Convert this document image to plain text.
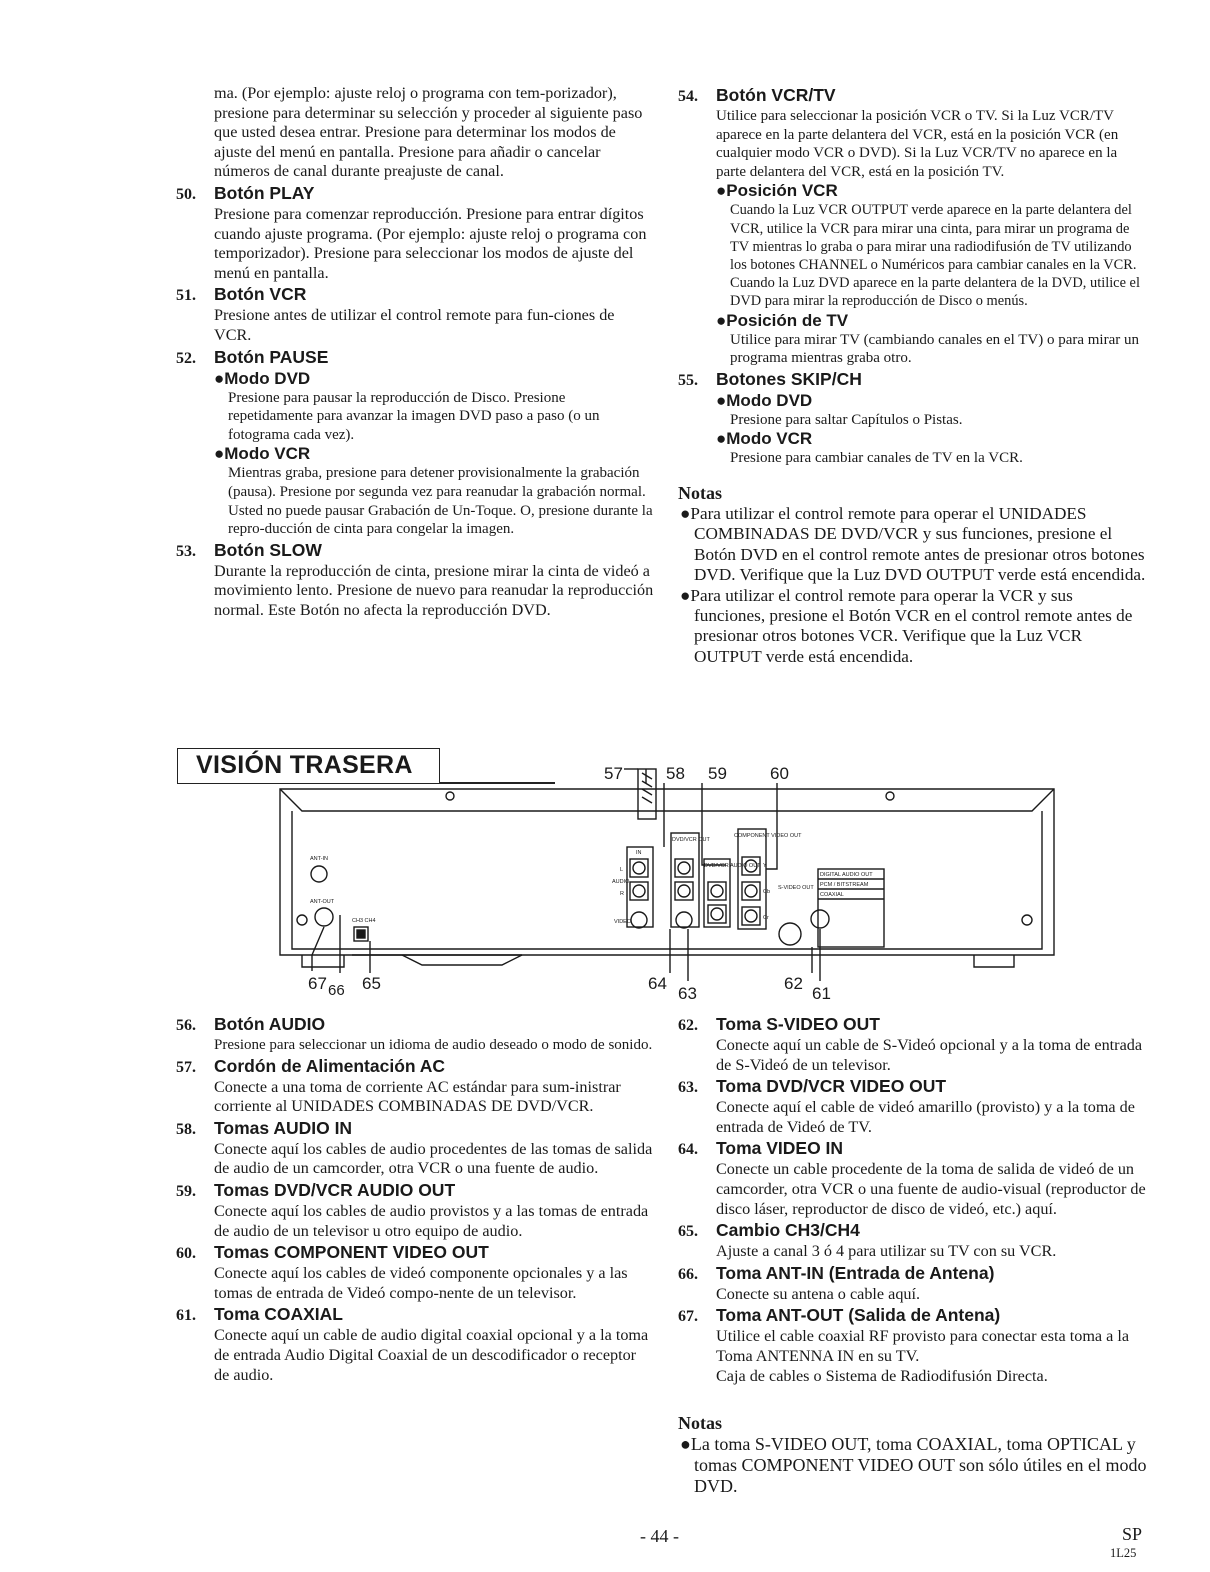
ma. (Por ejemplo: ajuste reloj o programa con tem-porizador), presione para determinar su selección y proceder al siguiente paso que usted desea entrar. Presione para determinar los modos de ajuste del menú en pantalla. Presione para añadir o cancelar números de canal durante preajuste de canal.

50. Botón PLAY

Presione para comenzar reproducción. Presione para entrar dígitos cuando ajuste programa. (Por ejemplo: ajuste reloj o programa con temporizador). Presione para seleccionar los modos de ajuste del menú en pantalla.

51. Botón VCR

Presione antes de utilizar el control remote para fun-ciones de VCR.

52. Botón PAUSE
●Modo DVD

Presione para pausar la reproducción de Disco. Presione repetidamente para avanzar la imagen DVD paso a paso (o un fotograma cada vez).

●Modo VCR

Mientras graba, presione para detener provisionalmente la grabación (pausa). Presione por segunda vez para reanudar la grabación normal. Usted no puede pausar Grabación de Un-Toque. O, presione durante la repro-ducción de cinta para congelar la imagen.

53. Botón SLOW

Durante la reproducción de cinta, presione mirar la cinta de videó a movimiento lento. Presione de nuevo para reanudar la reproducción normal. Este Botón no afecta la reproducción DVD.

54. Botón VCR/TV

Utilice para seleccionar la posición VCR o TV. Si la Luz VCR/TV aparece en la parte delantera del VCR, está en la posición VCR (en cualquier modo VCR o DVD). Si la Luz VCR/TV no aparece en la parte delantera del VCR, está en la posición TV.

●Posición VCR

Cuando la Luz VCR OUTPUT verde aparece en la parte delantera del VCR, utilice la VCR para mirar una cinta, para mirar un programa de TV mientras lo graba o para mirar una radiodifusión de TV utilizando los botones CHANNEL o Numéricos para cambiar canales en la VCR.

Cuando la Luz DVD aparece en la parte delantera de la DVD, utilice el DVD para mirar la reproducción de Disco o menús.

●Posición de TV

Utilice para mirar TV (cambiando canales en el TV) o para mirar un programa mientras graba otro.

55. Botones SKIP/CH
●Modo DVD

Presione para saltar Capítulos o Pistas.

●Modo VCR

Presione para cambiar canales de TV en la VCR.

Notas

●Para utilizar el control remote para operar el UNIDADES COMBINADAS DE DVD/VCR y sus funciones, presione el Botón DVD en el control remote antes de presionar otros botones DVD. Verifique que la Luz DVD OUTPUT verde está encendida.

●Para utilizar el control remote para operar la VCR y sus funciones, presione el Botón VCR en el control remote antes de presionar otros botones VCR. Verifique que la Luz VCR OUTPUT verde está encendida.

VISIÓN TRASERA
ANT-IN
ANT-OUT
CH3 CH4
IN
AUDIO
L
R
VIDEO
DVD/VCR OUT
DVD/VCR AUDIO OUT
COMPONENT VIDEO OUT
Y
Cb
Cr
S-VIDEO OUT
DIGITAL AUDIO OUT
PCM / BITSTREAM
COAXIAL
57	58 59	60
67 66 65	64
63
62
61
56. Botón AUDIO

Presione para seleccionar un idioma de audio deseado o modo de sonido.

57. Cordón de Alimentación AC

Conecte a una toma de corriente AC estándar para sum-inistrar corriente al UNIDADES COMBINADAS DE DVD/VCR.

58. Tomas AUDIO IN

Conecte aquí los cables de audio procedentes de las tomas de salida de audio de un camcorder, otra VCR o una fuente de audio.

59. Tomas DVD/VCR AUDIO OUT

Conecte aquí los cables de audio provistos y a las tomas de entrada de audio de un televisor u otro equipo de audio.

60. Tomas COMPONENT VIDEO OUT

Conecte aquí los cables de videó componente opcionales y a las tomas de entrada de Videó compo-nente de un televisor.

61. Toma COAXIAL

Conecte aquí un cable de audio digital coaxial opcional y a la toma de entrada Audio Digital Coaxial de un descodificador o receptor de audio.

62. Toma S-VIDEO OUT

Conecte aquí un cable de S-Videó opcional y a la toma de entrada de S-Videó de un televisor.

63. Toma DVD/VCR VIDEO OUT

Conecte aquí el cable de videó amarillo (provisto) y a la toma de entrada de Videó de TV.

64. Toma VIDEO IN

Conecte un cable procedente de la toma de salida de videó de un camcorder, otra VCR o una fuente de audio-visual (reproductor de disco láser, reproductor de disco de videó, etc.) aquí.

65. Cambio CH3/CH4

Ajuste a canal 3 ó 4 para utilizar su TV con su VCR.

66. Toma ANT-IN (Entrada de Antena)

Conecte su antena o cable aquí.

67. Toma ANT-OUT (Salida de Antena)

Utilice el cable coaxial RF provisto para conectar esta toma a la Toma ANTENNA IN en su TV.

Caja de cables o Sistema de Radiodifusión Directa.

Notas

●La toma S-VIDEO OUT, toma COAXIAL, toma OPTICAL y tomas COMPONENT VIDEO OUT son sólo útiles en el modo DVD.

- 44 -	SP
1L25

•••

▸ THE EXERCISE: Gather all lines from the records above in which "COMBINADAS" appears.

▸ SOLUTION FOR THIS PROBLEM:
●Para utilizar el control remote para operar el UNIDADES COMBINADAS DE DVD/VCR y sus funciones, presione el Botón DVD en el control remote antes de presionar otros botones DVD. Verifique que la Luz DVD OUTPUT verde está encendida.
Conecte a una toma de corriente AC estándar para sum-inistrar corriente al UNIDADES COMBINADAS DE DVD/VCR.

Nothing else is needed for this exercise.